#### Data shown

****

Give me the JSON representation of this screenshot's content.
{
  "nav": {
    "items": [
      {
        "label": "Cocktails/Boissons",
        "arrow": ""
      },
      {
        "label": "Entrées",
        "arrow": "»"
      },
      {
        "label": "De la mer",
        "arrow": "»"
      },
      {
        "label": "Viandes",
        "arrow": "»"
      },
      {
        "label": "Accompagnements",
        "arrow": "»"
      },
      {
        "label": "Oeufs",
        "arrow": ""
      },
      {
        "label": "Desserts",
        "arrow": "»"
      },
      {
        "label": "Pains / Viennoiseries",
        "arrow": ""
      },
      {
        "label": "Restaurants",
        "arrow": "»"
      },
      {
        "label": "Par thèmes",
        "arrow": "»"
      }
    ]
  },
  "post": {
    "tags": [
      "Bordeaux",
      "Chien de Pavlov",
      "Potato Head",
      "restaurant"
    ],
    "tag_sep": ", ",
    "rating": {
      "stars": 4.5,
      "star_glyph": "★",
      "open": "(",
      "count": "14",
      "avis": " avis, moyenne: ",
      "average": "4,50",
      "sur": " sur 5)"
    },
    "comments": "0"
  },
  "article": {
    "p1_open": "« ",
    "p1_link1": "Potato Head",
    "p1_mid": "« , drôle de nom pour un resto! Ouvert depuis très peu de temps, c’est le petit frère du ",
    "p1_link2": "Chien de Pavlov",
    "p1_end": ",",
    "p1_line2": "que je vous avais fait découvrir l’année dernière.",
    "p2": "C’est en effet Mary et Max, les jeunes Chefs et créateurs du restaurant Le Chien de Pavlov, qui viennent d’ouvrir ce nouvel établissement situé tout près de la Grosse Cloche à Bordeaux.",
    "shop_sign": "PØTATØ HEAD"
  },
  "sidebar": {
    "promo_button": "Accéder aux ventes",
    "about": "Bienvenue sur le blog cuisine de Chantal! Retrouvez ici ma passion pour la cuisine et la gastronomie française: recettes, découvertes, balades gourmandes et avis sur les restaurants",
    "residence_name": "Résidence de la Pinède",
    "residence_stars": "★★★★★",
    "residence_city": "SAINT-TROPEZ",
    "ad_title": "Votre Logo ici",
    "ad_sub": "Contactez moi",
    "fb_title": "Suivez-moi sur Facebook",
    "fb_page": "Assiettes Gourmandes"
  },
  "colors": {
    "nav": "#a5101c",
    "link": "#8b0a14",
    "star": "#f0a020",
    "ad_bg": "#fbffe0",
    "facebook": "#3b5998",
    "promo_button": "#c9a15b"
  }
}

****

#### Do this
Reproduce the complete set of lines precisely as supplied.

#### Answer to this exercise
Give me the JSON representation of this screenshot's content.
{
  "nav": {
    "items": [
      {
        "label": "Cocktails/Boissons",
        "arrow": ""
      },
      {
        "label": "Entrées",
        "arrow": "»"
      },
      {
        "label": "De la mer",
        "arrow": "»"
      },
      {
        "label": "Viandes",
        "arrow": "»"
      },
      {
        "label": "Accompagnements",
        "arrow": "»"
      },
      {
        "label": "Oeufs",
        "arrow": ""
      },
      {
        "label": "Desserts",
        "arrow": "»"
      },
      {
        "label": "Pains / Viennoiseries",
        "arrow": ""
      },
      {
        "label": "Restaurants",
        "arrow": "»"
      },
      {
        "label": "Par thèmes",
        "arrow": "»"
      }
    ]
  },
  "post": {
    "tags": [
      "Bordeaux",
      "Chien de Pavlov",
      "Potato Head",
      "restaurant"
    ],
    "tag_sep": ", ",
    "rating": {
      "stars": 4.5,
      "star_glyph": "★",
      "open": "(",
      "count": "14",
      "avis": " avis, moyenne: ",
      "average": "4,50",
      "sur": " sur 5)"
    },
    "comments": "0"
  },
  "article": {
    "p1_open": "« ",
    "p1_link1": "Potato Head",
    "p1_mid": "« , drôle de nom pour un resto! Ouvert depuis très peu de temps, c’est le petit frère du ",
    "p1_link2": "Chien de Pavlov",
    "p1_end": ",",
    "p1_line2": "que je vous avais fait découvrir l’année dernière.",
    "p2": "C’est en effet Mary et Max, les jeunes Chefs et créateurs du restaurant Le Chien de Pavlov, qui viennent d’ouvrir ce nouvel établissement situé tout près de la Grosse Cloche à Bordeaux.",
    "shop_sign": "PØTATØ HEAD"
  },
  "sidebar": {
    "promo_button": "Accéder aux ventes",
    "about": "Bienvenue sur le blog cuisine de Chantal! Retrouvez ici ma passion pour la cuisine et la gastronomie française: recettes, découvertes, balades gourmandes et avis sur les restaurants",
    "residence_name": "Résidence de la Pinède",
    "residence_stars": "★★★★★",
    "residence_city": "SAINT-TROPEZ",
    "ad_title": "Votre Logo ici",
    "ad_sub": "Contactez moi",
    "fb_title": "Suivez-moi sur Facebook",
    "fb_page": "Assiettes Gourmandes"
  },
  "colors": {
    "nav": "#a5101c",
    "link": "#8b0a14",
    "star": "#f0a020",
    "ad_bg": "#fbffe0",
    "facebook": "#3b5998",
    "promo_button": "#c9a15b"
  }
}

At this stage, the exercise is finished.